▶ DATASET:

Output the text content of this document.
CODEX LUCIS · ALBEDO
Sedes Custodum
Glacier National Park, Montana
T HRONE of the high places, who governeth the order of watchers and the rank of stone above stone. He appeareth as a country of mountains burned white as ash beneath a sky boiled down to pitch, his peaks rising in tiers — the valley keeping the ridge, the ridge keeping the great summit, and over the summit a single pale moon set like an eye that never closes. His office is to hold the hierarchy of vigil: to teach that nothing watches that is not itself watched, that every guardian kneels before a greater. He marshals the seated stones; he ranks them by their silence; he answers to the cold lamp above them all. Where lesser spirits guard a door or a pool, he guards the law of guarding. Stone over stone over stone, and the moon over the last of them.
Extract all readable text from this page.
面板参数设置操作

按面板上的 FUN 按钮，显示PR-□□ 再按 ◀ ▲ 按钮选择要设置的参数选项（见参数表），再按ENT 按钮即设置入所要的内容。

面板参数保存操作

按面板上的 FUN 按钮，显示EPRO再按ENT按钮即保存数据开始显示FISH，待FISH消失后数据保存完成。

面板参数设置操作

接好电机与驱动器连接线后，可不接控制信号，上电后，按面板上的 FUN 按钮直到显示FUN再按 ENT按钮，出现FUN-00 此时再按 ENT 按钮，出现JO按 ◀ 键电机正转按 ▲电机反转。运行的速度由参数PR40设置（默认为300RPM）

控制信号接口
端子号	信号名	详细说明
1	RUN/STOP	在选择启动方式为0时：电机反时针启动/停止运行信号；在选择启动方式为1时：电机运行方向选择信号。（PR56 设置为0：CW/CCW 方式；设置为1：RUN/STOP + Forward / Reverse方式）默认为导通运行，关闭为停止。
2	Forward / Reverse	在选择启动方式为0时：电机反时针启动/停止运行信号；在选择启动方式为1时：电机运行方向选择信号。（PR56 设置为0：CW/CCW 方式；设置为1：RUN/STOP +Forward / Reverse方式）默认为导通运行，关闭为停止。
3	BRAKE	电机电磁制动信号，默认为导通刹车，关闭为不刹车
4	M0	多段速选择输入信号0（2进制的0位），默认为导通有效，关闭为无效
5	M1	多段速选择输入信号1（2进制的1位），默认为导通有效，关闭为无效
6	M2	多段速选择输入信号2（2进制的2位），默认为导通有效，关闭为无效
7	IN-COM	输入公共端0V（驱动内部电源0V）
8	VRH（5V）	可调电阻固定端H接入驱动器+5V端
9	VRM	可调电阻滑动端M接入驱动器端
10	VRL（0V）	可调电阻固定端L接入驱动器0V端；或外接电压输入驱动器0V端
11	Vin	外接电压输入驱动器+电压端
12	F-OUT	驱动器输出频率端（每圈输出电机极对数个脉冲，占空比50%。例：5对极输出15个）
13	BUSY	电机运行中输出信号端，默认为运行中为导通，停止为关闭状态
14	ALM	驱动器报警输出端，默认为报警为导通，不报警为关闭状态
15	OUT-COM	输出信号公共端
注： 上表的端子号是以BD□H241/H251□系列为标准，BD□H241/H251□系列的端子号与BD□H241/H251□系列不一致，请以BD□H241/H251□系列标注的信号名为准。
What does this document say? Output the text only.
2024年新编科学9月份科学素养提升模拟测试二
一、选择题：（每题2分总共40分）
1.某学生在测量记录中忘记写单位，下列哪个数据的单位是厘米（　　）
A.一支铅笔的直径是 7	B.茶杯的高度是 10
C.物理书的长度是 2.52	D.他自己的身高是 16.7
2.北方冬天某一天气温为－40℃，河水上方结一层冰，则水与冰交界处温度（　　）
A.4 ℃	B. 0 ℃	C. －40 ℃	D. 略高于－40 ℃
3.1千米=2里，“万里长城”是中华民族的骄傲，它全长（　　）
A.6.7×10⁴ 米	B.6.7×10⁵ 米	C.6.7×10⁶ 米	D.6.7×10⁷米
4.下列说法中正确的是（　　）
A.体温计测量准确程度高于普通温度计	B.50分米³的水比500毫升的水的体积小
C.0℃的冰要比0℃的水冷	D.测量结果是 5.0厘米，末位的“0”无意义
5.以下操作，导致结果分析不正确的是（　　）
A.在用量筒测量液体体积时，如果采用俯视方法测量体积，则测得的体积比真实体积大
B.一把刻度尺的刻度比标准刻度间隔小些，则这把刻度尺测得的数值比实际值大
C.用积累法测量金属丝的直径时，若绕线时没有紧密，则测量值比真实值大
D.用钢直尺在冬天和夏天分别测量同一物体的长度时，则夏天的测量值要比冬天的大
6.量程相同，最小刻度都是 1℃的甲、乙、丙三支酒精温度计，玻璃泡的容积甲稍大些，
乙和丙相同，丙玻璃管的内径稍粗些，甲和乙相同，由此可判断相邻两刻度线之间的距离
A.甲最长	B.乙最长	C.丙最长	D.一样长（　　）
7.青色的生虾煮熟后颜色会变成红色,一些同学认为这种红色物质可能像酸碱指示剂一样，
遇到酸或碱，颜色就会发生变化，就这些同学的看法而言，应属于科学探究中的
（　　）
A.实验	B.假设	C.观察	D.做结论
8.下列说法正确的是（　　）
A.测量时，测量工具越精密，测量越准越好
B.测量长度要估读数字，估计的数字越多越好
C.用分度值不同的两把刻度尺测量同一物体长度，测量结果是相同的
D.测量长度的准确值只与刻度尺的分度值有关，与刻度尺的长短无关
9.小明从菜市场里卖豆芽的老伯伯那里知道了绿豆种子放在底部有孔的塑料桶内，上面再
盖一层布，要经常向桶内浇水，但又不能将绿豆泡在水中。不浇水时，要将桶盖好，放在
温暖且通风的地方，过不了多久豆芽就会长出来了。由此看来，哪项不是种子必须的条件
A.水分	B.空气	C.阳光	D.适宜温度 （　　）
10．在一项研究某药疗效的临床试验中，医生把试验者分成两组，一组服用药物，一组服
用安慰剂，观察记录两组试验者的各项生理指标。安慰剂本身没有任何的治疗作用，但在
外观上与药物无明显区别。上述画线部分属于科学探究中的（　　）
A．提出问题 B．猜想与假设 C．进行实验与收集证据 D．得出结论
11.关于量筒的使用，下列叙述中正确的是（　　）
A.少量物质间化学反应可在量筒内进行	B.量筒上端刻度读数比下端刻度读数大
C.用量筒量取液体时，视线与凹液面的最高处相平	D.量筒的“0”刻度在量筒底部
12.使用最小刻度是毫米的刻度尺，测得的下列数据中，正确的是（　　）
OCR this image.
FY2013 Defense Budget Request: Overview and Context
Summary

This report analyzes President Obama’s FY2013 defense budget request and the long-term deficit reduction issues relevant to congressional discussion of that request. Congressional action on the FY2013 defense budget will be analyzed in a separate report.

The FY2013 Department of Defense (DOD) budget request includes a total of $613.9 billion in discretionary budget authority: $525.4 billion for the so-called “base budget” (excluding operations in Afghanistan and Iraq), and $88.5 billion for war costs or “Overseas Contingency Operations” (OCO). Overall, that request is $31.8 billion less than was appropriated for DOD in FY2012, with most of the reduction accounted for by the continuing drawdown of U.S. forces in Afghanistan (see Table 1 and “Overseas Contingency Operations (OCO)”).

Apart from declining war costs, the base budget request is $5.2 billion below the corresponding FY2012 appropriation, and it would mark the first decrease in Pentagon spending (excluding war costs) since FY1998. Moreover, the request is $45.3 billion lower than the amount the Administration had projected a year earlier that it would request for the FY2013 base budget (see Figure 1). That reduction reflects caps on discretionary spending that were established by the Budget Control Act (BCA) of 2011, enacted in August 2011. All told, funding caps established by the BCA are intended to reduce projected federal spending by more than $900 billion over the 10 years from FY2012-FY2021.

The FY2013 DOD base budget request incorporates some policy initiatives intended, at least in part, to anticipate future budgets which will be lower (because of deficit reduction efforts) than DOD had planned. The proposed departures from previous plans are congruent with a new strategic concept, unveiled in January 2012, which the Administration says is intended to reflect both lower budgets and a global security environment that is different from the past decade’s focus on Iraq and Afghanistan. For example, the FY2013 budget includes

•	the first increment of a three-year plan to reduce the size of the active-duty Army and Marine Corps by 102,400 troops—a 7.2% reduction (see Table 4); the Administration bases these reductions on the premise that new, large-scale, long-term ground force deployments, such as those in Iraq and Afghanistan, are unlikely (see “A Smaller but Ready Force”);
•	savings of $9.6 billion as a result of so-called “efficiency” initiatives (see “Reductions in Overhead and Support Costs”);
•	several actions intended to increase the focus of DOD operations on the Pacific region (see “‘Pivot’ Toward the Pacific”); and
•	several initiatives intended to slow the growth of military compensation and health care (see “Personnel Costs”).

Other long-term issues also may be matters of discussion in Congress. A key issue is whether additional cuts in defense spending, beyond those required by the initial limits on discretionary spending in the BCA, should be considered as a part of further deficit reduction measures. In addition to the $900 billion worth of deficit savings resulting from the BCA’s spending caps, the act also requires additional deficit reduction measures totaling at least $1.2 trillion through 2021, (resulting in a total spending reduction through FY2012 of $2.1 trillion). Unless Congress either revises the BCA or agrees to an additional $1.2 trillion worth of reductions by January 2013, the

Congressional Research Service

▶ GOAL: Return the lines of the records that include the string "默认为导通运行".

▶ REPLY:
1	RUN/STOP	在选择启动方式为0时：电机反时针启动/停止运行信号；在选择启动方式为1时：电机运行方向选择信号。（PR56 设置为0：CW/CCW 方式；设置为1：RUN/STOP + Forward / Reverse方式）默认为导通运行，关闭为停止。
2	Forward / Reverse	在选择启动方式为0时：电机反时针启动/停止运行信号；在选择启动方式为1时：电机运行方向选择信号。（PR56 设置为0：CW/CCW 方式；设置为1：RUN/STOP +Forward / Reverse方式）默认为导通运行，关闭为停止。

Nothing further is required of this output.